▼

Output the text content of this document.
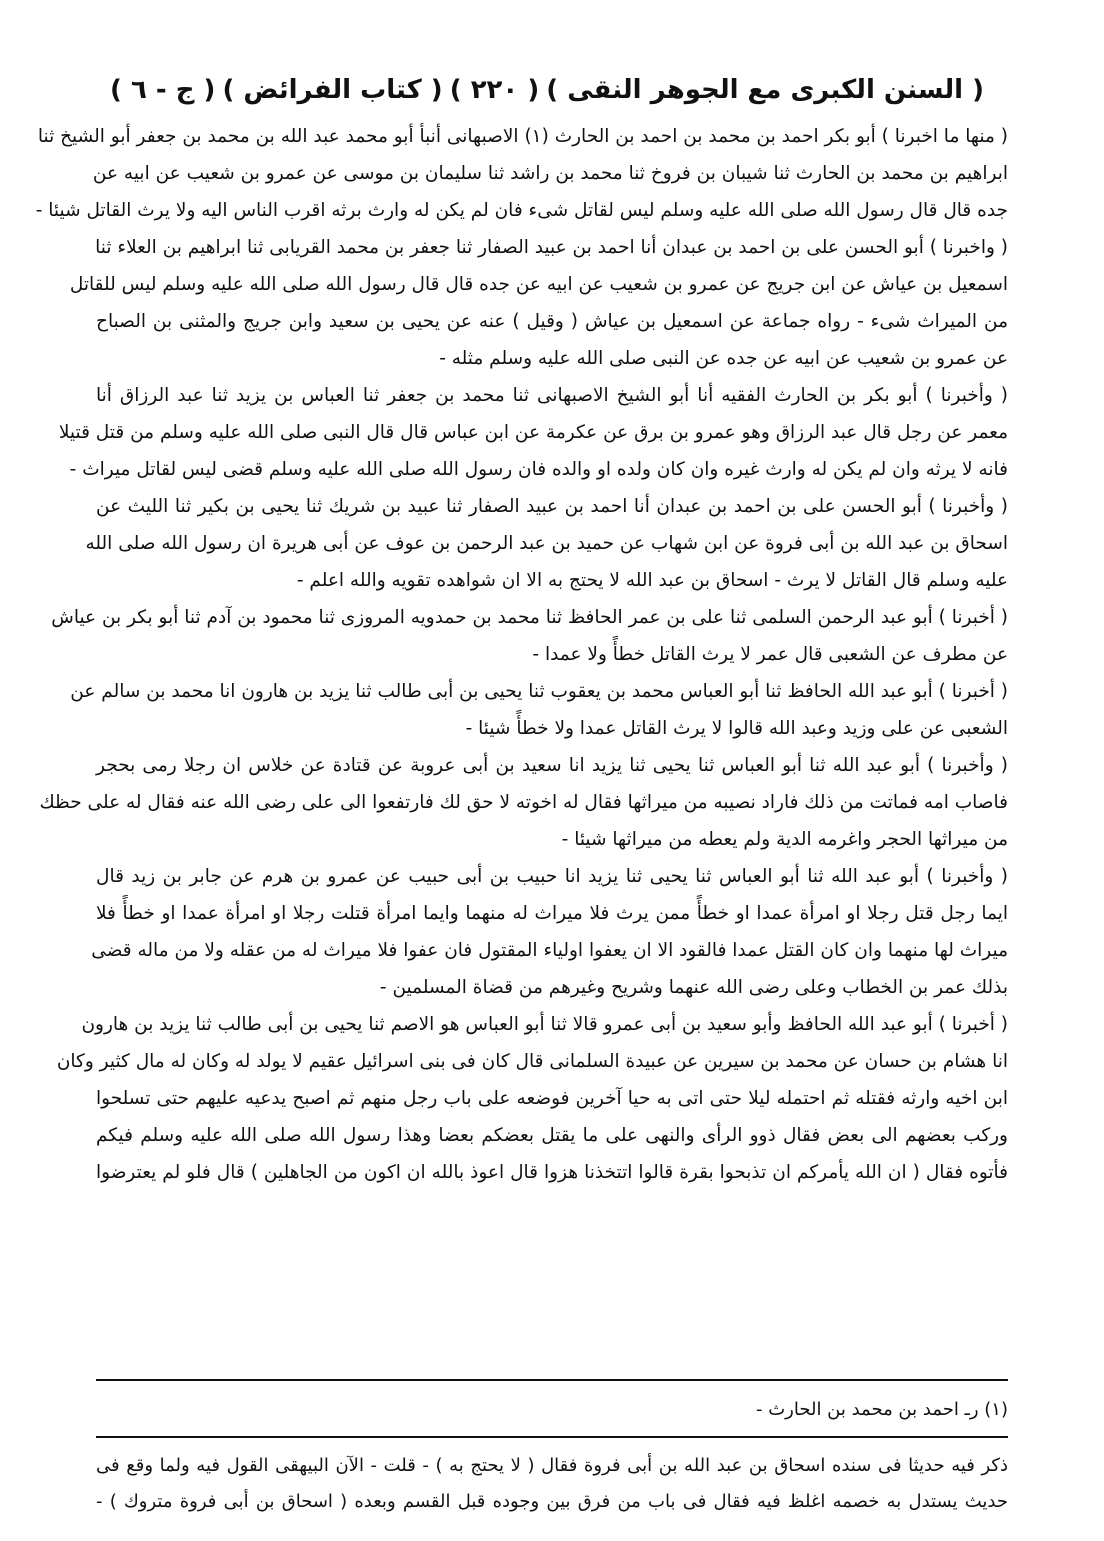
( السنن الكبرى مع الجوهر النقى )
( ٢٢٠ )
( كتاب الفرائض )
( ج - ٦ )
( منها ما اخبرنا ) أبو بكر احمد بن محمد بن احمد بن الحارث (١) الاصبهانى أنبأ أبو محمد عبد الله بن محمد بن جعفر أبو الشيخ ثنا
ابراهيم بن محمد بن الحارث ثنا شيبان بن فروخ ثنا محمد بن راشد ثنا سليمان بن موسى عن عمرو بن شعيب عن ابيه عن
جده قال قال رسول الله صلى الله عليه وسلم ليس لقاتل شىء فان لم يكن له وارث برثه اقرب الناس اليه ولا يرث القاتل شيئا -
( واخبرنا ) أبو الحسن على بن احمد بن عبدان أنا احمد بن عبيد الصفار ثنا جعفر بن محمد القريابى ثنا ابراهيم بن العلاء ثنا
اسمعيل بن عياش عن ابن جريج عن عمرو بن شعيب عن ابيه عن جده قال قال رسول الله صلى الله عليه وسلم ليس للقاتل
من الميراث شىء - رواه جماعة عن اسمعيل بن عياش ( وقيل ) عنه عن يحيى بن سعيد وابن جريج والمثنى بن الصباح
عن عمرو بن شعيب عن ابيه عن جده عن النبى صلى الله عليه وسلم مثله -
( وأخبرنا ) أبو بكر بن الحارث الفقيه أنا أبو الشيخ الاصبهانى ثنا محمد بن جعفر ثنا العباس بن يزيد ثنا عبد الرزاق أنا
معمر عن رجل قال عبد الرزاق وهو عمرو بن برق عن عكرمة عن ابن عباس قال قال النبى صلى الله عليه وسلم من قتل قتيلا
فانه لا يرثه وان لم يكن له وارث غيره وان كان ولده او والده فان رسول الله صلى الله عليه وسلم قضى ليس لقاتل ميراث -
( وأخبرنا ) أبو الحسن على بن احمد بن عبدان أنا احمد بن عبيد الصفار ثنا عبيد بن شريك ثنا يحيى بن بكير ثنا الليث عن
اسحاق بن عبد الله بن أبى فروة عن ابن شهاب عن حميد بن عبد الرحمن بن عوف عن أبى هريرة ان رسول الله صلى الله
عليه وسلم قال القاتل لا يرث - اسحاق بن عبد الله لا يحتج به الا ان شواهده تقويه والله اعلم -
( أخبرنا ) أبو عبد الرحمن السلمى ثنا على بن عمر الحافظ ثنا محمد بن حمدويه المروزى ثنا محمود بن آدم ثنا أبو بكر بن عياش
عن مطرف عن الشعبى قال عمر لا يرث القاتل خطأً ولا عمدا -
( أخبرنا ) أبو عبد الله الحافظ ثنا أبو العباس محمد بن يعقوب ثنا يحيى بن أبى طالب ثنا يزيد بن هارون انا محمد بن سالم عن
الشعبى عن على وزيد وعبد الله قالوا لا يرث القاتل عمدا ولا خطأً شيئا -
( وأخبرنا ) أبو عبد الله ثنا أبو العباس ثنا يحيى ثنا يزيد انا سعيد بن أبى عروبة عن قتادة عن خلاس ان رجلا رمى بحجر
فاصاب امه فماتت من ذلك فاراد نصيبه من ميراثها فقال له اخوته لا حق لك فارتفعوا الى على رضى الله عنه فقال له على حظك
من ميراثها الحجر واغرمه الدية ولم يعطه من ميراثها شيئا -
( وأخبرنا ) أبو عبد الله ثنا أبو العباس ثنا يحيى ثنا يزيد انا حبيب بن أبى حبيب عن عمرو بن هرم عن جابر بن زيد قال
ايما رجل قتل رجلا او امرأة عمدا او خطأً ممن يرث فلا ميراث له منهما وايما امرأة قتلت رجلا او امرأة عمدا او خطأً فلا
ميراث لها منهما وان كان القتل عمدا فالقود الا ان يعفوا اولياء المقتول فان عفوا فلا ميراث له من عقله ولا من ماله قضى
بذلك عمر بن الخطاب وعلى رضى الله عنهما وشريح وغيرهم من قضاة المسلمين -
( أخبرنا ) أبو عبد الله الحافظ وأبو سعيد بن أبى عمرو قالا ثنا أبو العباس هو الاصم ثنا يحيى بن أبى طالب ثنا يزيد بن هارون
انا هشام بن حسان عن محمد بن سيرين عن عبيدة السلمانى قال كان فى بنى اسرائيل عقيم لا يولد له وكان له مال كثير وكان
ابن اخيه وارثه فقتله ثم احتمله ليلا حتى اتى به حيا آخرين فوضعه على باب رجل منهم ثم اصبح يدعيه عليهم حتى تسلحوا
وركب بعضهم الى بعض فقال ذوو الرأى والنهى على ما يقتل بعضكم بعضا وهذا رسول الله صلى الله عليه وسلم فيكم
فأتوه فقال ( ان الله يأمركم ان تذبحوا بقرة قالوا اتتخذنا هزوا قال اعوذ بالله ان اكون من الجاهلين ) قال فلو لم يعترضوا
(١) رـ احمد بن محمد بن الحارث -
ذكر فيه حديثا فى سنده اسحاق بن عبد الله بن أبى فروة فقال ( لا يحتج به ) - قلت - الآن البيهقى القول فيه ولما وقع فى
حديث يستدل به خصمه اغلظ فيه فقال فى باب من فرق بين وجوده قبل القسم وبعده ( اسحاق بن أبى فروة متروك ) -
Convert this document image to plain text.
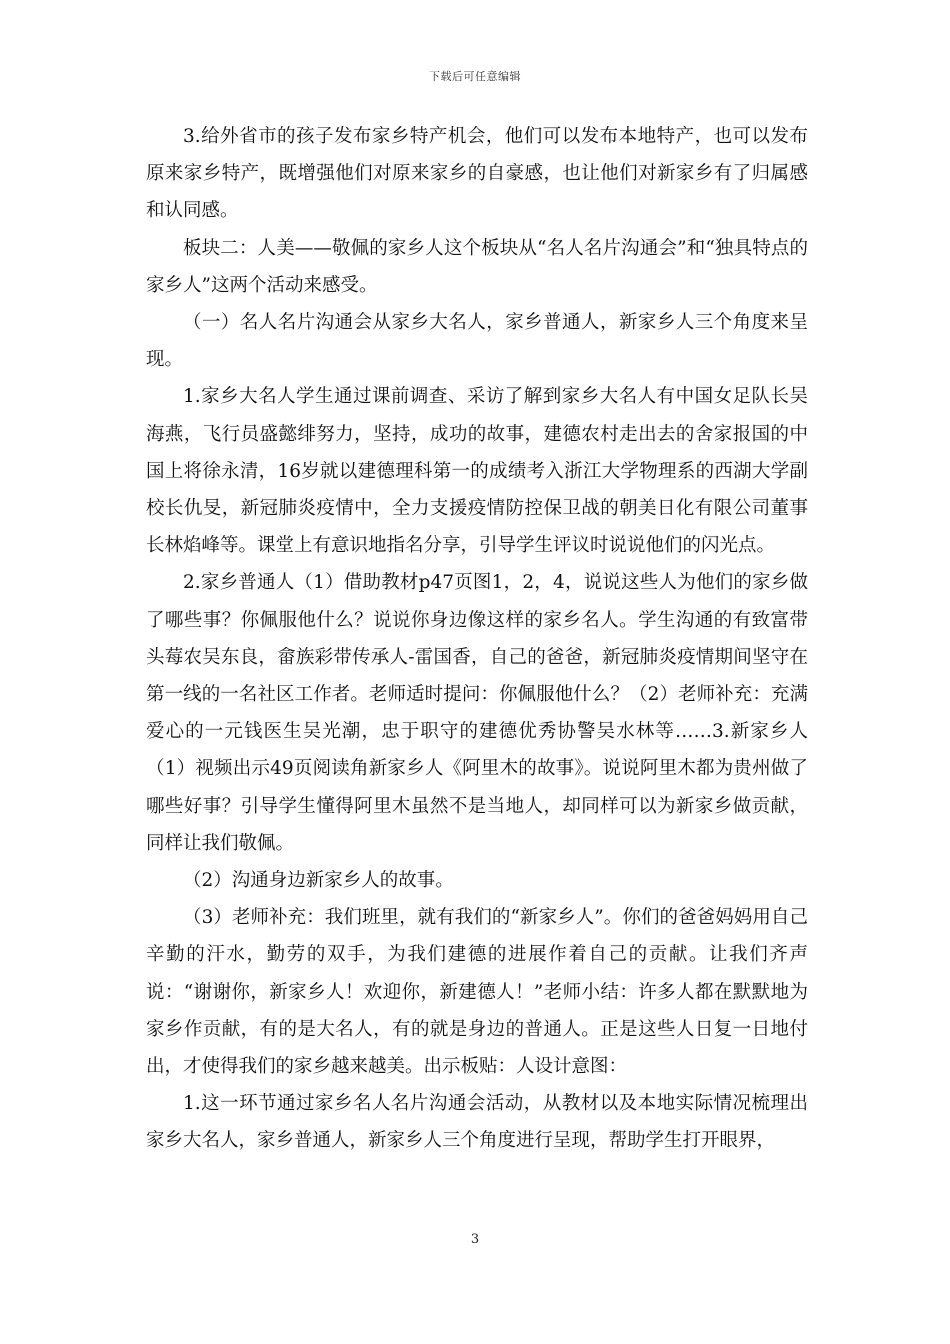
下载后可任意编辑

3.给外省市的孩子发布家乡特产机会，他们可以发布本地特产，也可以发布原来家乡特产，既增强他们对原来家乡的自豪感，也让他们对新家乡有了归属感和认同感。

板块二：人美——敬佩的家乡人这个板块从“名人名片沟通会”和“独具特点的家乡人”这两个活动来感受。

（一）名人名片沟通会从家乡大名人，家乡普通人，新家乡人三个角度来呈现。

1.家乡大名人学生通过课前调查、采访了解到家乡大名人有中国女足队长吴海燕，飞行员盛懿绯努力，坚持，成功的故事，建德农村走出去的舍家报国的中国上将徐永清，16岁就以建德理科第一的成绩考入浙江大学物理系的西湖大学副校长仇旻，新冠肺炎疫情中，全力支援疫情防控保卫战的朝美日化有限公司董事长林焰峰等。课堂上有意识地指名分享，引导学生评议时说说他们的闪光点。

2.家乡普通人（1）借助教材p47页图1，2，4，说说这些人为他们的家乡做了哪些事？你佩服他什么？说说你身边像这样的家乡名人。学生沟通的有致富带头莓农吴东良，畲族彩带传承人-雷国香，自己的爸爸，新冠肺炎疫情期间坚守在第一线的一名社区工作者。老师适时提问：你佩服他什么？（2）老师补充：充满爱心的一元钱医生吴光潮，忠于职守的建德优秀协警吴水林等……3.新家乡人（1）视频出示49页阅读角新家乡人《阿里木的故事》。说说阿里木都为贵州做了哪些好事？引导学生懂得阿里木虽然不是当地人，却同样可以为新家乡做贡献，同样让我们敬佩。

（2）沟通身边新家乡人的故事。

（3）老师补充：我们班里，就有我们的“新家乡人”。你们的爸爸妈妈用自己辛勤的汗水，勤劳的双手，为我们建德的进展作着自己的贡献。让我们齐声说：“谢谢你，新家乡人！欢迎你，新建德人！”老师小结：许多人都在默默地为家乡作贡献，有的是大名人，有的就是身边的普通人。正是这些人日复一日地付出，才使得我们的家乡越来越美。出示板贴：人设计意图：

1.这一环节通过家乡名人名片沟通会活动，从教材以及本地实际情况梳理出家乡大名人，家乡普通人，新家乡人三个角度进行呈现，帮助学生打开眼界，

3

▲

**Work to complete**
Repeat each entry exactly. Pictures do not belong in the copy.

**Finished answer**
Output the text content of this document.
( السنن الكبرى مع الجوهر النقى )
( ٢٢٠ )
( كتاب الفرائض )
( ج - ٦ )
( منها ما اخبرنا ) أبو بكر احمد بن محمد بن احمد بن الحارث (١) الاصبهانى أنبأ أبو محمد عبد الله بن محمد بن جعفر أبو الشيخ ثنا
ابراهيم بن محمد بن الحارث ثنا شيبان بن فروخ ثنا محمد بن راشد ثنا سليمان بن موسى عن عمرو بن شعيب عن ابيه عن
جده قال قال رسول الله صلى الله عليه وسلم ليس لقاتل شىء فان لم يكن له وارث برثه اقرب الناس اليه ولا يرث القاتل شيئا -
( واخبرنا ) أبو الحسن على بن احمد بن عبدان أنا احمد بن عبيد الصفار ثنا جعفر بن محمد القريابى ثنا ابراهيم بن العلاء ثنا
اسمعيل بن عياش عن ابن جريج عن عمرو بن شعيب عن ابيه عن جده قال قال رسول الله صلى الله عليه وسلم ليس للقاتل
من الميراث شىء - رواه جماعة عن اسمعيل بن عياش ( وقيل ) عنه عن يحيى بن سعيد وابن جريج والمثنى بن الصباح
عن عمرو بن شعيب عن ابيه عن جده عن النبى صلى الله عليه وسلم مثله -
( وأخبرنا ) أبو بكر بن الحارث الفقيه أنا أبو الشيخ الاصبهانى ثنا محمد بن جعفر ثنا العباس بن يزيد ثنا عبد الرزاق أنا
معمر عن رجل قال عبد الرزاق وهو عمرو بن برق عن عكرمة عن ابن عباس قال قال النبى صلى الله عليه وسلم من قتل قتيلا
فانه لا يرثه وان لم يكن له وارث غيره وان كان ولده او والده فان رسول الله صلى الله عليه وسلم قضى ليس لقاتل ميراث -
( وأخبرنا ) أبو الحسن على بن احمد بن عبدان أنا احمد بن عبيد الصفار ثنا عبيد بن شريك ثنا يحيى بن بكير ثنا الليث عن
اسحاق بن عبد الله بن أبى فروة عن ابن شهاب عن حميد بن عبد الرحمن بن عوف عن أبى هريرة ان رسول الله صلى الله
عليه وسلم قال القاتل لا يرث - اسحاق بن عبد الله لا يحتج به الا ان شواهده تقويه والله اعلم -
( أخبرنا ) أبو عبد الرحمن السلمى ثنا على بن عمر الحافظ ثنا محمد بن حمدويه المروزى ثنا محمود بن آدم ثنا أبو بكر بن عياش
عن مطرف عن الشعبى قال عمر لا يرث القاتل خطأً ولا عمدا -
( أخبرنا ) أبو عبد الله الحافظ ثنا أبو العباس محمد بن يعقوب ثنا يحيى بن أبى طالب ثنا يزيد بن هارون انا محمد بن سالم عن
الشعبى عن على وزيد وعبد الله قالوا لا يرث القاتل عمدا ولا خطأً شيئا -
( وأخبرنا ) أبو عبد الله ثنا أبو العباس ثنا يحيى ثنا يزيد انا سعيد بن أبى عروبة عن قتادة عن خلاس ان رجلا رمى بحجر
فاصاب امه فماتت من ذلك فاراد نصيبه من ميراثها فقال له اخوته لا حق لك فارتفعوا الى على رضى الله عنه فقال له على حظك
من ميراثها الحجر واغرمه الدية ولم يعطه من ميراثها شيئا -
( وأخبرنا ) أبو عبد الله ثنا أبو العباس ثنا يحيى ثنا يزيد انا حبيب بن أبى حبيب عن عمرو بن هرم عن جابر بن زيد قال
ايما رجل قتل رجلا او امرأة عمدا او خطأً ممن يرث فلا ميراث له منهما وايما امرأة قتلت رجلا او امرأة عمدا او خطأً فلا
ميراث لها منهما وان كان القتل عمدا فالقود الا ان يعفوا اولياء المقتول فان عفوا فلا ميراث له من عقله ولا من ماله قضى
بذلك عمر بن الخطاب وعلى رضى الله عنهما وشريح وغيرهم من قضاة المسلمين -
( أخبرنا ) أبو عبد الله الحافظ وأبو سعيد بن أبى عمرو قالا ثنا أبو العباس هو الاصم ثنا يحيى بن أبى طالب ثنا يزيد بن هارون
انا هشام بن حسان عن محمد بن سيرين عن عبيدة السلمانى قال كان فى بنى اسرائيل عقيم لا يولد له وكان له مال كثير وكان
ابن اخيه وارثه فقتله ثم احتمله ليلا حتى اتى به حيا آخرين فوضعه على باب رجل منهم ثم اصبح يدعيه عليهم حتى تسلحوا
وركب بعضهم الى بعض فقال ذوو الرأى والنهى على ما يقتل بعضكم بعضا وهذا رسول الله صلى الله عليه وسلم فيكم
فأتوه فقال ( ان الله يأمركم ان تذبحوا بقرة قالوا اتتخذنا هزوا قال اعوذ بالله ان اكون من الجاهلين ) قال فلو لم يعترضوا
(١) رـ احمد بن محمد بن الحارث -
ذكر فيه حديثا فى سنده اسحاق بن عبد الله بن أبى فروة فقال ( لا يحتج به ) - قلت - الآن البيهقى القول فيه ولما وقع فى
حديث يستدل به خصمه اغلظ فيه فقال فى باب من فرق بين وجوده قبل القسم وبعده ( اسحاق بن أبى فروة متروك ) -
Convert this document image to plain text.
下载后可任意编辑

3.给外省市的孩子发布家乡特产机会，他们可以发布本地特产，也可以发布原来家乡特产，既增强他们对原来家乡的自豪感，也让他们对新家乡有了归属感和认同感。

板块二：人美——敬佩的家乡人这个板块从“名人名片沟通会”和“独具特点的家乡人”这两个活动来感受。

（一）名人名片沟通会从家乡大名人，家乡普通人，新家乡人三个角度来呈现。

1.家乡大名人学生通过课前调查、采访了解到家乡大名人有中国女足队长吴海燕，飞行员盛懿绯努力，坚持，成功的故事，建德农村走出去的舍家报国的中国上将徐永清，16岁就以建德理科第一的成绩考入浙江大学物理系的西湖大学副校长仇旻，新冠肺炎疫情中，全力支援疫情防控保卫战的朝美日化有限公司董事长林焰峰等。课堂上有意识地指名分享，引导学生评议时说说他们的闪光点。

2.家乡普通人（1）借助教材p47页图1，2，4，说说这些人为他们的家乡做了哪些事？你佩服他什么？说说你身边像这样的家乡名人。学生沟通的有致富带头莓农吴东良，畲族彩带传承人-雷国香，自己的爸爸，新冠肺炎疫情期间坚守在第一线的一名社区工作者。老师适时提问：你佩服他什么？（2）老师补充：充满爱心的一元钱医生吴光潮，忠于职守的建德优秀协警吴水林等……3.新家乡人（1）视频出示49页阅读角新家乡人《阿里木的故事》。说说阿里木都为贵州做了哪些好事？引导学生懂得阿里木虽然不是当地人，却同样可以为新家乡做贡献，同样让我们敬佩。

（2）沟通身边新家乡人的故事。

（3）老师补充：我们班里，就有我们的“新家乡人”。你们的爸爸妈妈用自己辛勤的汗水，勤劳的双手，为我们建德的进展作着自己的贡献。让我们齐声说：“谢谢你，新家乡人！欢迎你，新建德人！”老师小结：许多人都在默默地为家乡作贡献，有的是大名人，有的就是身边的普通人。正是这些人日复一日地付出，才使得我们的家乡越来越美。出示板贴：人设计意图：

1.这一环节通过家乡名人名片沟通会活动，从教材以及本地实际情况梳理出家乡大名人，家乡普通人，新家乡人三个角度进行呈现，帮助学生打开眼界，

3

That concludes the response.